Requirement ->
Each line below that contains "weekdays" counts once; report the total and nothing more.
##########
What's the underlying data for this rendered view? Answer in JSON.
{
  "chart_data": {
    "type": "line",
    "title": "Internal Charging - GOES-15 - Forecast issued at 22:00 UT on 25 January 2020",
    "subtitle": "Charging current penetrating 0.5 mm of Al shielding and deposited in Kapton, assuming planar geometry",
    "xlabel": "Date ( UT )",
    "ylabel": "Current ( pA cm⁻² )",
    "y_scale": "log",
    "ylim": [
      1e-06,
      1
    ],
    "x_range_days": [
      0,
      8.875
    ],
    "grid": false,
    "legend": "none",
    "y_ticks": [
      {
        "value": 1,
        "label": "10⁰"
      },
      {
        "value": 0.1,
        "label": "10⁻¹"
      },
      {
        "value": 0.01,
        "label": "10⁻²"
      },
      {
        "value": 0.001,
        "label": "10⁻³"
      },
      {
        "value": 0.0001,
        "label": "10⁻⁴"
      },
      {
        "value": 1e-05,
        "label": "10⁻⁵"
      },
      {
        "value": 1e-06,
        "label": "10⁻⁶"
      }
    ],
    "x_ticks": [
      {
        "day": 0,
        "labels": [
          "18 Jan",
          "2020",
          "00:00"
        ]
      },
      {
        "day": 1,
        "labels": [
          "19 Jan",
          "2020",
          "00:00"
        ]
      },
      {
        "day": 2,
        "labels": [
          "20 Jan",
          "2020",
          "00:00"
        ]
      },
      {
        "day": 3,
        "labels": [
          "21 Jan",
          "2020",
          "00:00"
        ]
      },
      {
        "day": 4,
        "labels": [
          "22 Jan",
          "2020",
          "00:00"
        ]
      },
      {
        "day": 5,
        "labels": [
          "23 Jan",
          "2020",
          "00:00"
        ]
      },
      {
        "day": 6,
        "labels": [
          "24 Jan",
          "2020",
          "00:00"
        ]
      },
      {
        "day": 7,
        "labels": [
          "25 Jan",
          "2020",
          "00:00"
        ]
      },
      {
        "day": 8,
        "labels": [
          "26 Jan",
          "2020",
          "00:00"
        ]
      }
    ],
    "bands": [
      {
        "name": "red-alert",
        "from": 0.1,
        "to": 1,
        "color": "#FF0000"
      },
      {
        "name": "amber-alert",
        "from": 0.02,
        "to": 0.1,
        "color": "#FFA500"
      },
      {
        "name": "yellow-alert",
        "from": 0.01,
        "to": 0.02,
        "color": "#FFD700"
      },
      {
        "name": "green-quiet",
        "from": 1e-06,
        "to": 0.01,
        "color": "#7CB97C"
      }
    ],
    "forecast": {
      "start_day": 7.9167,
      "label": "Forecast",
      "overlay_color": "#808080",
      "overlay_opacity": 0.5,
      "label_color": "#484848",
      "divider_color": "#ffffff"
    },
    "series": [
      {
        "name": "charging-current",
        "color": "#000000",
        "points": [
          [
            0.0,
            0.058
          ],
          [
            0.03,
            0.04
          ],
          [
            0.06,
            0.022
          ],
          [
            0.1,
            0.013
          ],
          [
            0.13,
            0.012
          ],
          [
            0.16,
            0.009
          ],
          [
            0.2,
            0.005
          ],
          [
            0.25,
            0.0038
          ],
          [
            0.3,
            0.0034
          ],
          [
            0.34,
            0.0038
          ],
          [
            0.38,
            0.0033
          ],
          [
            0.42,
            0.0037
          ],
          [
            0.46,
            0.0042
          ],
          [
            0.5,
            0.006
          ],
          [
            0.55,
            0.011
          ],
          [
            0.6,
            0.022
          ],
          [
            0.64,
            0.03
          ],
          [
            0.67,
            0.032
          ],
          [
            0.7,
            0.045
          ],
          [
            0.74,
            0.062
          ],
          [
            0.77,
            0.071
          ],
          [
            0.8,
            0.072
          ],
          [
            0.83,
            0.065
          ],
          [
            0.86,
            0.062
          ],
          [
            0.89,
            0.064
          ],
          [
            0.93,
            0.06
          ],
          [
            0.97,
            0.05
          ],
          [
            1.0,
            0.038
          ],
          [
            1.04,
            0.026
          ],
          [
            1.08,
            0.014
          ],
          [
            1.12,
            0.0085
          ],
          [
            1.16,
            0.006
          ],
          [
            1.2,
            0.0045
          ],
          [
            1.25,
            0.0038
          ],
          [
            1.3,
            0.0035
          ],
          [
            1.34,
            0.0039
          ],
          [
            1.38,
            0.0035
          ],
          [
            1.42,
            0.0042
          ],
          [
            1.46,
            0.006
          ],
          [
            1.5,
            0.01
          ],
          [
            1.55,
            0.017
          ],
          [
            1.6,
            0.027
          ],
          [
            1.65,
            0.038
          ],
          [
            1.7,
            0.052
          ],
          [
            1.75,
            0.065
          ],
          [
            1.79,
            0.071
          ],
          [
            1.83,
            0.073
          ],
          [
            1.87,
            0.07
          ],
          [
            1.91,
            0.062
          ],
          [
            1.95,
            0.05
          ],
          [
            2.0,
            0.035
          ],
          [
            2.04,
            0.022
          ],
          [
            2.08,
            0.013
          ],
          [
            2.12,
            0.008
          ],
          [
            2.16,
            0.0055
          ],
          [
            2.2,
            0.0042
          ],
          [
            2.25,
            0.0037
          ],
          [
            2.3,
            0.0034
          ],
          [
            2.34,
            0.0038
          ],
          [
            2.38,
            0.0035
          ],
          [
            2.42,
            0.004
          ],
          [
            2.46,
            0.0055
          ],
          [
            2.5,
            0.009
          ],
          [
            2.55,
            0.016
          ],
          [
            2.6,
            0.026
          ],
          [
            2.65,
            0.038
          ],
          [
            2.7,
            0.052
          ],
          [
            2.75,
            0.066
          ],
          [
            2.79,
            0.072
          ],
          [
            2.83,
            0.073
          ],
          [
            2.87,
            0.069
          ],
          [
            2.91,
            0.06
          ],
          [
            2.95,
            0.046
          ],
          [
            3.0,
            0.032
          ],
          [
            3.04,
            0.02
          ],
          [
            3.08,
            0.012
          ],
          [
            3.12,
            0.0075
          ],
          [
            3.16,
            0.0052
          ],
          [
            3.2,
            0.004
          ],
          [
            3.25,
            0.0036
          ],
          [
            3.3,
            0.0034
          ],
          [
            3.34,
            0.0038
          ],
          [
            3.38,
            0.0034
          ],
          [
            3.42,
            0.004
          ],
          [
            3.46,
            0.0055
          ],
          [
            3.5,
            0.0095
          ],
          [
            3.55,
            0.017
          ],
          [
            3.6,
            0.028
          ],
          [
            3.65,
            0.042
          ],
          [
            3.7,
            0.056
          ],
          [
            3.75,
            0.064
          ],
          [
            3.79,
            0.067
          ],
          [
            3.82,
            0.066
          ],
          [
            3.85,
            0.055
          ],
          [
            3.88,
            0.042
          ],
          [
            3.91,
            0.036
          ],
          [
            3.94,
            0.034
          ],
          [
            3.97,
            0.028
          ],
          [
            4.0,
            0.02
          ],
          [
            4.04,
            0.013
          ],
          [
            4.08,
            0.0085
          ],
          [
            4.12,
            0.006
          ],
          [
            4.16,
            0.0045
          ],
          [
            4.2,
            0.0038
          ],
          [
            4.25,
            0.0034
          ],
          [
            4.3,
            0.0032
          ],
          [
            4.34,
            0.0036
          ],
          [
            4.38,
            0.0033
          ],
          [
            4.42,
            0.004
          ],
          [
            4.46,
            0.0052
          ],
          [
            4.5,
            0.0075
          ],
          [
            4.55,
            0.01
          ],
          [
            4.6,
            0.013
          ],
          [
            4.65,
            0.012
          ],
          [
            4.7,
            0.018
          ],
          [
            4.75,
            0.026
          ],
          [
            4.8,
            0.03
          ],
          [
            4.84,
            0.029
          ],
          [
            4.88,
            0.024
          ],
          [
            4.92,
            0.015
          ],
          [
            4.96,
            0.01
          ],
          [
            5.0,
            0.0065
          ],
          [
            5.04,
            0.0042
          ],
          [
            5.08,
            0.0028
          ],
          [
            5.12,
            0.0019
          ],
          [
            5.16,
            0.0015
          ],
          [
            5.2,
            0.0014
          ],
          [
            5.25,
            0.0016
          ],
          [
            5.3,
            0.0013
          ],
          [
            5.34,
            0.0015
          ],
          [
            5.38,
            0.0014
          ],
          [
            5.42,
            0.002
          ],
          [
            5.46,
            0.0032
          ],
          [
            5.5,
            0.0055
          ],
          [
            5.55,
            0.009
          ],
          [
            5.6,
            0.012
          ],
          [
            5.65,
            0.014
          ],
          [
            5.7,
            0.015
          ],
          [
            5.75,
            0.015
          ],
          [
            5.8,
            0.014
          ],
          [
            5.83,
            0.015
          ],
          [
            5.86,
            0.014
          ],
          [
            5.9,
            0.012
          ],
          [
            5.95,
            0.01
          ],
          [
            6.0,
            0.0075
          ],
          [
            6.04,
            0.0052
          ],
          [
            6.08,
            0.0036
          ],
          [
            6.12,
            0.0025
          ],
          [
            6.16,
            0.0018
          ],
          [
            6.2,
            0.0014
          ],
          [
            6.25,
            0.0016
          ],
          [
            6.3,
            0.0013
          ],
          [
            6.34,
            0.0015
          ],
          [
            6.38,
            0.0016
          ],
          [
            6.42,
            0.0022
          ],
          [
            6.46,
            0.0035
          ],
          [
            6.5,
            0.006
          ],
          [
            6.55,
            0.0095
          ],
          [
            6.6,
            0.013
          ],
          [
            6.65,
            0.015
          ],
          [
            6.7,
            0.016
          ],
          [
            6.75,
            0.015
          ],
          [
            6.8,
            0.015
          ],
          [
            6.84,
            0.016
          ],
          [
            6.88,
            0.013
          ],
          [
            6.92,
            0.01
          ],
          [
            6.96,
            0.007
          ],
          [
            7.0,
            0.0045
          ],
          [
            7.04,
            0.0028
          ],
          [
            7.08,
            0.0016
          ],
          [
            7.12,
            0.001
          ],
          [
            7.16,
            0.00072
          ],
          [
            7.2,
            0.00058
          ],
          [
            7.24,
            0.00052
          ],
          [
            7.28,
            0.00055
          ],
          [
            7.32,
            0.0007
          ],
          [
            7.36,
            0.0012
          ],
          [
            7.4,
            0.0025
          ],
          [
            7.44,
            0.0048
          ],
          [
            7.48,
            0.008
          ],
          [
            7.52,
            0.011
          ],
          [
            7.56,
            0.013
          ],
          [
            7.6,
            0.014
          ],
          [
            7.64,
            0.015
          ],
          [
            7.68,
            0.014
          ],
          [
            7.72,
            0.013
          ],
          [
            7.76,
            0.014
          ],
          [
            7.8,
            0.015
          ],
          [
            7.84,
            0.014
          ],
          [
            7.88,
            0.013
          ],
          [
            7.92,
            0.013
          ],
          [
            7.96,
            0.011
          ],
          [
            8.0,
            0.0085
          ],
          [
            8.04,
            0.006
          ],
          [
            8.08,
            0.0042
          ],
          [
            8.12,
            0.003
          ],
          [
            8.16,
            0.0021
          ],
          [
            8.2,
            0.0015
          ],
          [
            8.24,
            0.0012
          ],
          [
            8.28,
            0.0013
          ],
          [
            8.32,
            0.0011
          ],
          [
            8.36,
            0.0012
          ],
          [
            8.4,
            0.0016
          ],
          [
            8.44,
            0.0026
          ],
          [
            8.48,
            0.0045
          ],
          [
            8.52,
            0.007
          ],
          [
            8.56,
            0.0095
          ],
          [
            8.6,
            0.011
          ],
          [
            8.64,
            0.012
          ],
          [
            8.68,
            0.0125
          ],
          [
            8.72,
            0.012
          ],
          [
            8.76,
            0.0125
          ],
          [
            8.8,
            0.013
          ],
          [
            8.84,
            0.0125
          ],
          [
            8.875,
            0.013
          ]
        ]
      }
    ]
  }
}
##########
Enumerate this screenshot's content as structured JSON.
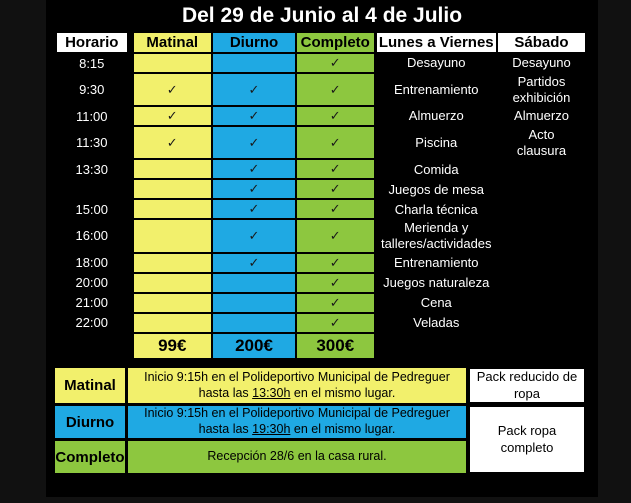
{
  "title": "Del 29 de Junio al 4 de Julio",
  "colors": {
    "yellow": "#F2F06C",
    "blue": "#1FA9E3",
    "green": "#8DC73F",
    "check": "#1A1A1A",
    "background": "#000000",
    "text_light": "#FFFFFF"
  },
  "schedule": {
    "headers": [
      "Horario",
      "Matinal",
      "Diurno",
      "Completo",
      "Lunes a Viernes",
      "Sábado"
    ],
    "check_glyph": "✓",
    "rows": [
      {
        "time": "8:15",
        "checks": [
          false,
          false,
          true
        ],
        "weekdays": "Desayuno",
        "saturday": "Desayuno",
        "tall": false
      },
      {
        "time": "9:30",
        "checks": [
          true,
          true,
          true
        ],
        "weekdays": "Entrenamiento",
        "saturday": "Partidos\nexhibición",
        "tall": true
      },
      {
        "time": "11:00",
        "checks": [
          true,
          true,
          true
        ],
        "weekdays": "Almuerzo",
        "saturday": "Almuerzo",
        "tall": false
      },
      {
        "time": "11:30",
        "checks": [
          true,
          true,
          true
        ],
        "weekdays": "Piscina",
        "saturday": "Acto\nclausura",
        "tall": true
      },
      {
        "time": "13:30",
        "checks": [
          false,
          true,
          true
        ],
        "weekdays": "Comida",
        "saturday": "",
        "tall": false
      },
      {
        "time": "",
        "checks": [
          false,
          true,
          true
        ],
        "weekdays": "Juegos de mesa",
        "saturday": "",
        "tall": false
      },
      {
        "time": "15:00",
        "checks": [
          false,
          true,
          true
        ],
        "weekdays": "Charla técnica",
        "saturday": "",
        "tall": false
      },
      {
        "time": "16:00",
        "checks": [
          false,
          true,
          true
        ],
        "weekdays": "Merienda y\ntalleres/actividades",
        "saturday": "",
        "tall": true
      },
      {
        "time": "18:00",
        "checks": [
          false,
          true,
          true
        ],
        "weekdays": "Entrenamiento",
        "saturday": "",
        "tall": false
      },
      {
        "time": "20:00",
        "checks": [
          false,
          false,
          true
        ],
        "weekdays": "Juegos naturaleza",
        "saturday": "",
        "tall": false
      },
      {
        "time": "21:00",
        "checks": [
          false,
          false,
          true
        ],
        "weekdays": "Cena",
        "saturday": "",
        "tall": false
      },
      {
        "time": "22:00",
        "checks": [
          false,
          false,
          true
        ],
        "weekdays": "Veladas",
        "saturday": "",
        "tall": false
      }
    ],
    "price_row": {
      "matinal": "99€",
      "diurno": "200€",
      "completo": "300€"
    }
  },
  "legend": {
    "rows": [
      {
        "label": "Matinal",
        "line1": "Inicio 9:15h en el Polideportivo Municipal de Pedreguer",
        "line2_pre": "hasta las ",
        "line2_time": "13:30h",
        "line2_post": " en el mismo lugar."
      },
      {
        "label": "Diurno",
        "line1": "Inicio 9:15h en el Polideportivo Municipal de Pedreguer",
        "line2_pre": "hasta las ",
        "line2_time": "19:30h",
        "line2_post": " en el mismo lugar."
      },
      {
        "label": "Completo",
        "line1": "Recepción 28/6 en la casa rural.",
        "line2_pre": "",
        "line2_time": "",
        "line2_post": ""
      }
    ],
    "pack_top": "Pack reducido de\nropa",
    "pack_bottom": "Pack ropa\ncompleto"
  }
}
##########
Exercise result ->
12